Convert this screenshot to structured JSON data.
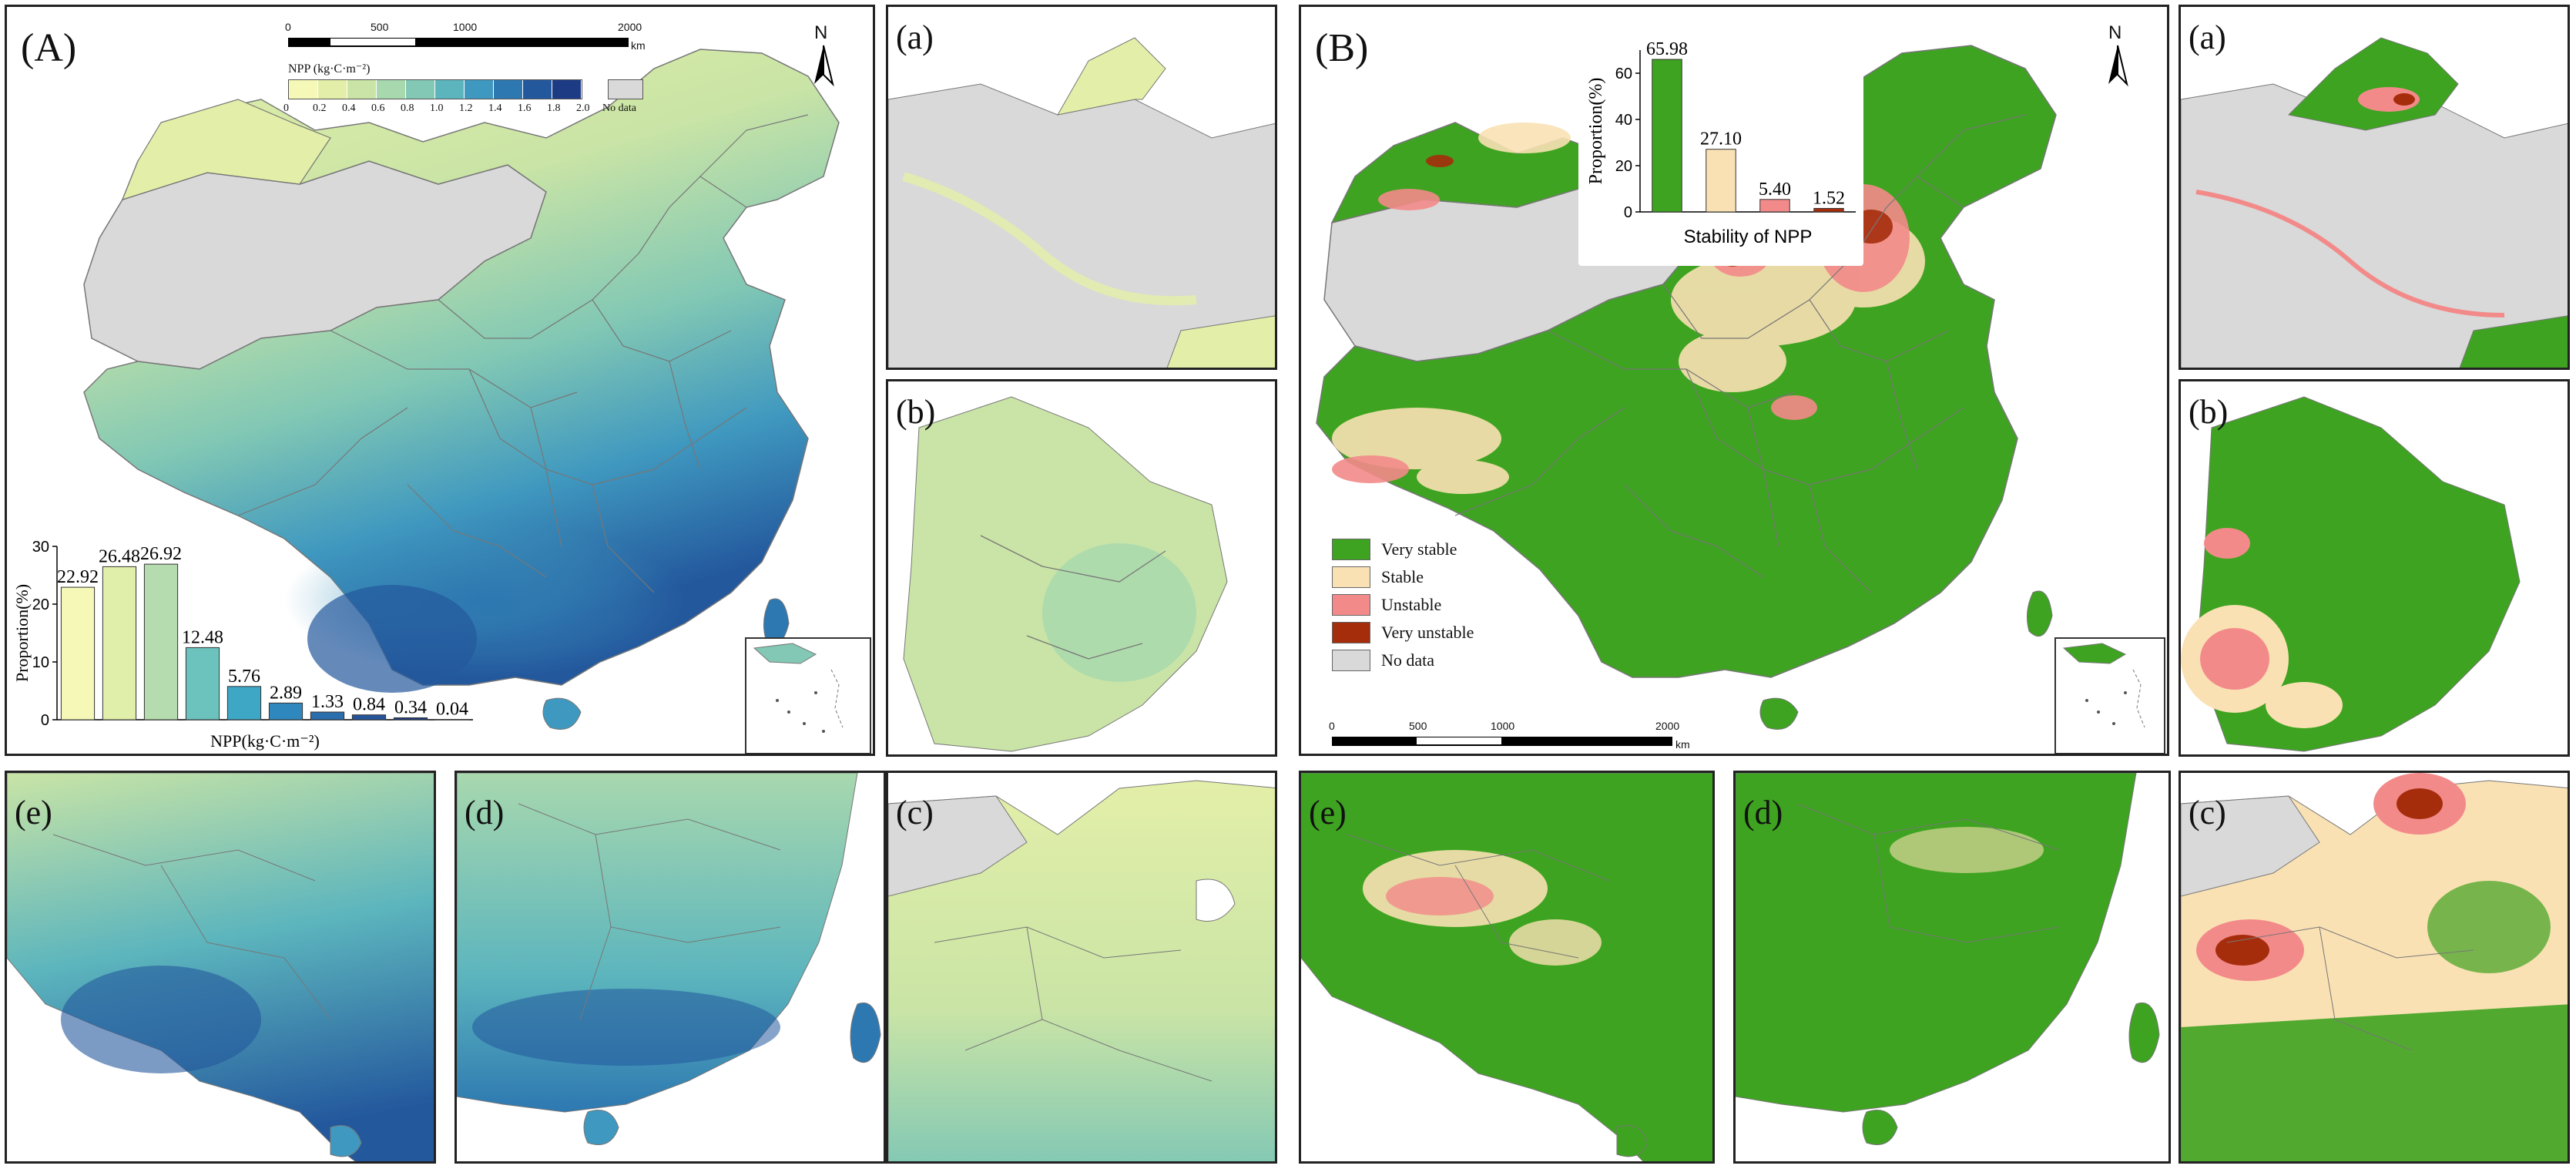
{
  "panels": {
    "A": {
      "label": "(A)"
    },
    "B": {
      "label": "(B)"
    },
    "left_subpanels": {
      "a": "(a)",
      "b": "(b)",
      "c": "(c)",
      "d": "(d)",
      "e": "(e)"
    },
    "right_subpanels": {
      "a": "(a)",
      "b": "(b)",
      "c": "(c)",
      "d": "(d)",
      "e": "(e)"
    }
  },
  "north_arrow": {
    "letter": "N"
  },
  "scale_bar": {
    "ticks": [
      "0",
      "500",
      "1000",
      "2000"
    ],
    "unit": "km"
  },
  "npp_legend": {
    "title": "NPP (kg·C·m⁻²)",
    "classes": [
      "0",
      "0.2",
      "0.4",
      "0.6",
      "0.8",
      "1.0",
      "1.2",
      "1.4",
      "1.6",
      "1.8",
      "2.0"
    ],
    "no_data": "No data",
    "colors": [
      "#f6f8b8",
      "#e3efa8",
      "#c9e4a6",
      "#a8d8ae",
      "#82c8b4",
      "#5cb5bd",
      "#3f98bf",
      "#2d78b1",
      "#23589d",
      "#1d3a85"
    ],
    "no_data_color": "#d9d9d9"
  },
  "stability_legend": {
    "items": [
      {
        "label": "Very stable",
        "color": "#3ea320"
      },
      {
        "label": "Stable",
        "color": "#fae1b4"
      },
      {
        "label": "Unstable",
        "color": "#f38a8a"
      },
      {
        "label": "Very unstable",
        "color": "#a52d0c"
      },
      {
        "label": "No data",
        "color": "#d9d9d9"
      }
    ]
  },
  "chart_data": [
    {
      "type": "bar",
      "title": "",
      "xlabel": "NPP(kg·C·m⁻²)",
      "ylabel": "Proportion(%)",
      "ylim": [
        0,
        30
      ],
      "yticks": [
        "0",
        "10",
        "20",
        "30"
      ],
      "values": [
        22.92,
        26.48,
        26.92,
        12.48,
        5.76,
        2.89,
        1.33,
        0.84,
        0.34,
        0.04
      ],
      "value_labels": [
        "22.92",
        "26.48",
        "26.92",
        "12.48",
        "5.76",
        "2.89",
        "1.33",
        "0.84",
        "0.34",
        "0.04"
      ],
      "colors": [
        "#f6f8b8",
        "#e0efa9",
        "#b5dcae",
        "#6cc2bc",
        "#3ea7c6",
        "#2e88bd",
        "#2a6eae",
        "#24559a",
        "#1f3f89",
        "#1a2b74"
      ]
    },
    {
      "type": "bar",
      "title": "",
      "xlabel": "Stability of NPP",
      "ylabel": "Proportion(%)",
      "ylim": [
        0,
        70
      ],
      "yticks": [
        "0",
        "20",
        "40",
        "60"
      ],
      "values": [
        65.98,
        27.1,
        5.4,
        1.52
      ],
      "value_labels": [
        "65.98",
        "27.10",
        "5.40",
        "1.52"
      ],
      "colors": [
        "#3ea320",
        "#fae1b4",
        "#f38a8a",
        "#a52d0c"
      ]
    }
  ]
}
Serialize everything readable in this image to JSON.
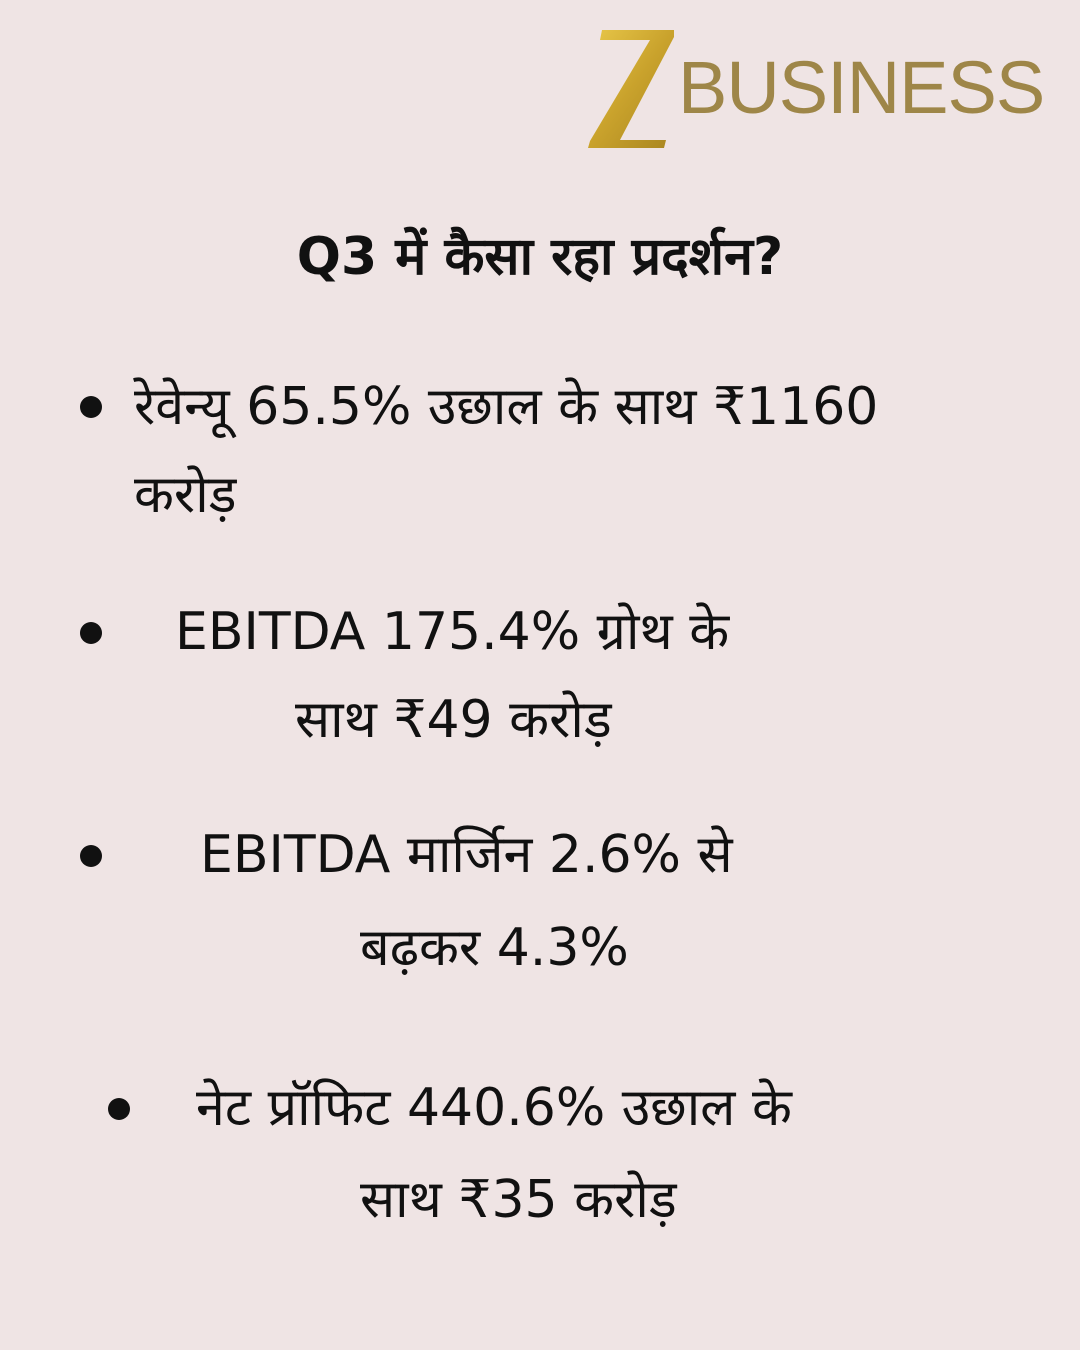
{
  "brand": {
    "logo_letter": "Z",
    "logo_word": "BUSINESS",
    "gold_color": "#c9a634",
    "word_color": "#9e8648"
  },
  "background_color": "#efe4e4",
  "title": "Q3 में कैसा रहा प्रदर्शन?",
  "bullets": [
    {
      "line1": "रेवेन्यू 65.5% उछाल के साथ ₹1160",
      "line2": "करोड़"
    },
    {
      "line1": "EBITDA 175.4% ग्रोथ के",
      "line2": "साथ ₹49 करोड़"
    },
    {
      "line1": "EBITDA मार्जिन 2.6% से",
      "line2": "बढ़कर 4.3%"
    },
    {
      "line1": "नेट प्रॉफिट 440.6% उछाल के",
      "line2": "साथ ₹35 करोड़"
    }
  ]
}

### AIM OF THE EXERCISE
Repeat the listing in full and exactly. Do not include any images.

### RESPONSE
Convert this screenshot to structured JSON data.
{
  "panels": {
    "A": {
      "label": "(A)"
    },
    "B": {
      "label": "(B)"
    },
    "left_subpanels": {
      "a": "(a)",
      "b": "(b)",
      "c": "(c)",
      "d": "(d)",
      "e": "(e)"
    },
    "right_subpanels": {
      "a": "(a)",
      "b": "(b)",
      "c": "(c)",
      "d": "(d)",
      "e": "(e)"
    }
  },
  "north_arrow": {
    "letter": "N"
  },
  "scale_bar": {
    "ticks": [
      "0",
      "500",
      "1000",
      "2000"
    ],
    "unit": "km"
  },
  "npp_legend": {
    "title": "NPP (kg·C·m⁻²)",
    "classes": [
      "0",
      "0.2",
      "0.4",
      "0.6",
      "0.8",
      "1.0",
      "1.2",
      "1.4",
      "1.6",
      "1.8",
      "2.0"
    ],
    "no_data": "No data",
    "colors": [
      "#f6f8b8",
      "#e3efa8",
      "#c9e4a6",
      "#a8d8ae",
      "#82c8b4",
      "#5cb5bd",
      "#3f98bf",
      "#2d78b1",
      "#23589d",
      "#1d3a85"
    ],
    "no_data_color": "#d9d9d9"
  },
  "stability_legend": {
    "items": [
      {
        "label": "Very stable",
        "color": "#3ea320"
      },
      {
        "label": "Stable",
        "color": "#fae1b4"
      },
      {
        "label": "Unstable",
        "color": "#f38a8a"
      },
      {
        "label": "Very unstable",
        "color": "#a52d0c"
      },
      {
        "label": "No data",
        "color": "#d9d9d9"
      }
    ]
  },
  "chart_data": [
    {
      "type": "bar",
      "title": "",
      "xlabel": "NPP(kg·C·m⁻²)",
      "ylabel": "Proportion(%)",
      "ylim": [
        0,
        30
      ],
      "yticks": [
        "0",
        "10",
        "20",
        "30"
      ],
      "values": [
        22.92,
        26.48,
        26.92,
        12.48,
        5.76,
        2.89,
        1.33,
        0.84,
        0.34,
        0.04
      ],
      "value_labels": [
        "22.92",
        "26.48",
        "26.92",
        "12.48",
        "5.76",
        "2.89",
        "1.33",
        "0.84",
        "0.34",
        "0.04"
      ],
      "colors": [
        "#f6f8b8",
        "#e0efa9",
        "#b5dcae",
        "#6cc2bc",
        "#3ea7c6",
        "#2e88bd",
        "#2a6eae",
        "#24559a",
        "#1f3f89",
        "#1a2b74"
      ]
    },
    {
      "type": "bar",
      "title": "",
      "xlabel": "Stability of NPP",
      "ylabel": "Proportion(%)",
      "ylim": [
        0,
        70
      ],
      "yticks": [
        "0",
        "20",
        "40",
        "60"
      ],
      "values": [
        65.98,
        27.1,
        5.4,
        1.52
      ],
      "value_labels": [
        "65.98",
        "27.10",
        "5.40",
        "1.52"
      ],
      "colors": [
        "#3ea320",
        "#fae1b4",
        "#f38a8a",
        "#a52d0c"
      ]
    }
  ]
}
Serialize everything readable in this image to JSON.
{
  "brand": {
    "logo_letter": "Z",
    "logo_word": "BUSINESS",
    "gold_color": "#c9a634",
    "word_color": "#9e8648"
  },
  "background_color": "#efe4e4",
  "title": "Q3 में कैसा रहा प्रदर्शन?",
  "bullets": [
    {
      "line1": "रेवेन्यू 65.5% उछाल के साथ ₹1160",
      "line2": "करोड़"
    },
    {
      "line1": "EBITDA 175.4% ग्रोथ के",
      "line2": "साथ ₹49 करोड़"
    },
    {
      "line1": "EBITDA मार्जिन 2.6% से",
      "line2": "बढ़कर 4.3%"
    },
    {
      "line1": "नेट प्रॉफिट 440.6% उछाल के",
      "line2": "साथ ₹35 करोड़"
    }
  ]
}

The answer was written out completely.